GEËXTRAHEERDE TEKST
Home

Gerechtshof Amsterdam, 01-12-2016, ECLI:NL:GHAMS:2016:5117, 16/00177 en 16/00178

Gerechtshof Amsterdam, 01-12-2016, ECLI:NL:GHAMS:2016:5117, 16/00177 en 16/00178

Gegevens

Instantie
Gerechtshof Amsterdam
Datum uitspraak
1 december 2016
Datum publicatie
7 december 2016
ECLI
ECLI:NL:GHAMS:2016:5117
Zaaknummer
16/00177 en 16/00178

Inhoudsindicatie

Inkomstenbelasting; belanghebbende betrekt andere aanslagen en betalingen in het geding die geen voorwerp van geschil zijn; betalingsproblemen belanghebbende beïnvloeden beoordeling voorliggende aanslagen niet; bevestiging uitspraak rechtbank

Uitspraak

Kenmerken 16/00177 en 16/00178

1 december 2016

uitspraak van de derde meervoudige belastingkamer

op de hogere beroepen van

[X] , wonende te [Z] , belanghebbende,

tegen de uitspraak van 6 april 2016 in de zaken met kenmerken HAA 15/3335 en 15/3336 van de Rechtbank Noord-Holland (hierna: de rechtbank) in het geding tussen

belanghebbende

en

de inspecteur van de Belastingdienst, de inspecteur,

(gemachtigde: mr. J.N.A.H. Renckens).

1 Ontstaan en loop van het geding

1.1.1.

De inspecteur heeft aan belanghebbende voor het jaar 2010 een aanslag inkomensafhankelijke bijdrage Zorgverzekeringswet (hierna: Zvw) opgelegd, berekend naar een bijdrage-inkomen van € 33.189.

1.1.2.

De inspecteur heeft aan belanghebbende voor het jaar 2010 een aanslag inkomstenbelasting en premie volksverzekeringen (hierna: ib/pvv) opgelegd, berekend naar een belastbaar inkomen uit werk en woning van € 114.630. Voorts is bij beschikking een verzuimboete opgelegd van € 226.

1.2.

De tegen de onder 1.1.1 en 1.1.2 genoemde aanslagen en beschikking ingestelde bezwaren zijn door de inspecteur bij in één geschrift vervatte uitspraken op bezwaar niet-ontvankelijk verklaard.

1.3.

De daartegen ingestelde beroepen zijn door de rechtbank in haar uitspraak van 12 november 2013 (ECLI:NL:RBNHO:2013:10812) niet-ontvankelijk (betreffende de aanslag Zvw) respectievelijk ongegrond (betreffende de aanslag ib/pvv en de verzuimboete) verklaard.

RUWE GEGEVENS

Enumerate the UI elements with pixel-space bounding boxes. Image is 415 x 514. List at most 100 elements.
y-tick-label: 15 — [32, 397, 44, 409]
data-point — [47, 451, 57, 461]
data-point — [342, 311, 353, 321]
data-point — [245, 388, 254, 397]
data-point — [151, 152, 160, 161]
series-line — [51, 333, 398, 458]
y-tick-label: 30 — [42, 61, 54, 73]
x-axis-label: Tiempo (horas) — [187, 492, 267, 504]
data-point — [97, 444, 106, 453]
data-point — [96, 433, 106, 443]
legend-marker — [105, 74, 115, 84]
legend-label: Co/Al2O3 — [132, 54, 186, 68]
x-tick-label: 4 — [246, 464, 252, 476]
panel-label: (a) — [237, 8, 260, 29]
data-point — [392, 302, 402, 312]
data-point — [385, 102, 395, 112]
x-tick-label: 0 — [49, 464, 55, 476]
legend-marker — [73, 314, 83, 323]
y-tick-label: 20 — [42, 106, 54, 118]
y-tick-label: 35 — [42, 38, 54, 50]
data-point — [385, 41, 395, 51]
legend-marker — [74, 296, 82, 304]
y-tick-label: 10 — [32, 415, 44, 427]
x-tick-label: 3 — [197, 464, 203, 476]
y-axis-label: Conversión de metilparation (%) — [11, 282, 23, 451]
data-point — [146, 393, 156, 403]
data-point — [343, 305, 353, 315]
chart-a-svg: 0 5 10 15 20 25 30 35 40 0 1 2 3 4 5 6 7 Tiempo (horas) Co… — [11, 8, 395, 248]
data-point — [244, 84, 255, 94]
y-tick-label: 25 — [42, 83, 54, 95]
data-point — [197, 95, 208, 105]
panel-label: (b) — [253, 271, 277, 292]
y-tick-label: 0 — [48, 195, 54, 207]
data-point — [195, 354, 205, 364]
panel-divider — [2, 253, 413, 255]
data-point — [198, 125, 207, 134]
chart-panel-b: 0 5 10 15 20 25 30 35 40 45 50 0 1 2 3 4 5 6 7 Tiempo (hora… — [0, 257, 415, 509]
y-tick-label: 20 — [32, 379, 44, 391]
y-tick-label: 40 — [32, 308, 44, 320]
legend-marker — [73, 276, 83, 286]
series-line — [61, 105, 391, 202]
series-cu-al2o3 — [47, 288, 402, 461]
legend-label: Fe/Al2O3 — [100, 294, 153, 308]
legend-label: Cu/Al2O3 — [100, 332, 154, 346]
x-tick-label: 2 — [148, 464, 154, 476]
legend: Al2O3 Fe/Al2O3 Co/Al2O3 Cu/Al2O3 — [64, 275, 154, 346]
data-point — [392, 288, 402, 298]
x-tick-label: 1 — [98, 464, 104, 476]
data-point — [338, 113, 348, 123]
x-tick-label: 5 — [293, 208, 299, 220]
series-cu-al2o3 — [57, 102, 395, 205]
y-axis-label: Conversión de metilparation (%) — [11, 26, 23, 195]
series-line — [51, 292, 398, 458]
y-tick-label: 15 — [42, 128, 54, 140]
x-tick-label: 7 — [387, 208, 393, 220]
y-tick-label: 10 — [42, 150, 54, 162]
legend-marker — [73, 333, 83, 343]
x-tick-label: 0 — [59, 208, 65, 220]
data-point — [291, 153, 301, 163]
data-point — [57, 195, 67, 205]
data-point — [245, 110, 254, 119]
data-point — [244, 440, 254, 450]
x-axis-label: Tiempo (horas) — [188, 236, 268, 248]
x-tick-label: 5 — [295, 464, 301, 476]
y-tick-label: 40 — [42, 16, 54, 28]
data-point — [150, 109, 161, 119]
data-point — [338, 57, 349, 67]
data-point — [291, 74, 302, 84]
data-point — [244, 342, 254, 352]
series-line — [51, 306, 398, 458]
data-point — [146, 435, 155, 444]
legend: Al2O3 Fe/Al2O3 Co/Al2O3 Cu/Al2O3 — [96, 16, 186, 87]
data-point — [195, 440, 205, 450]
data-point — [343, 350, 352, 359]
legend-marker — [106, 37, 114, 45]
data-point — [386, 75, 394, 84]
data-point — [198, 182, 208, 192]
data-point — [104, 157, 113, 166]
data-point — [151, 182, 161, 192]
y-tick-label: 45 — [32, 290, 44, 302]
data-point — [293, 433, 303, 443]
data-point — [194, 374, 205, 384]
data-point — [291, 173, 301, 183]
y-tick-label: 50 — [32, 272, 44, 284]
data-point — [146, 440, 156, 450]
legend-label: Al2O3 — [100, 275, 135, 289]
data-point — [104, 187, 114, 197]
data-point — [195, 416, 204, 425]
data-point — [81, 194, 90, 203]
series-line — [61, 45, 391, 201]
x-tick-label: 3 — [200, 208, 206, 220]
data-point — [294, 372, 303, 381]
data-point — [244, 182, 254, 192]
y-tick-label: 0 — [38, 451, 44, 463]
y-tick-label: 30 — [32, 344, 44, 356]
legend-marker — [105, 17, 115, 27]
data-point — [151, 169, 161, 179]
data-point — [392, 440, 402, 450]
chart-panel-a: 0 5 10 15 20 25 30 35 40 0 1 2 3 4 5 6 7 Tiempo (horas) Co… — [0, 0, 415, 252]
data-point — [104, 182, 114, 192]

WAT WORDT GEVRAAGD
Herhaal woordelijk het stuk uit de uitspraak van het Gerechtshof Amsterdam dat begint bij "De tegen de" en eindigt bij "bezwaar niet-ontvankelijk verklaard.".

VOLLEDIG ANTWOORD
De tegen de onder 1.1.1 en 1.1.2 genoemde aanslagen en beschikking ingestelde bezwaren zijn door de inspecteur bij in één geschrift vervatte uitspraken op bezwaar niet-ontvankelijk verklaard.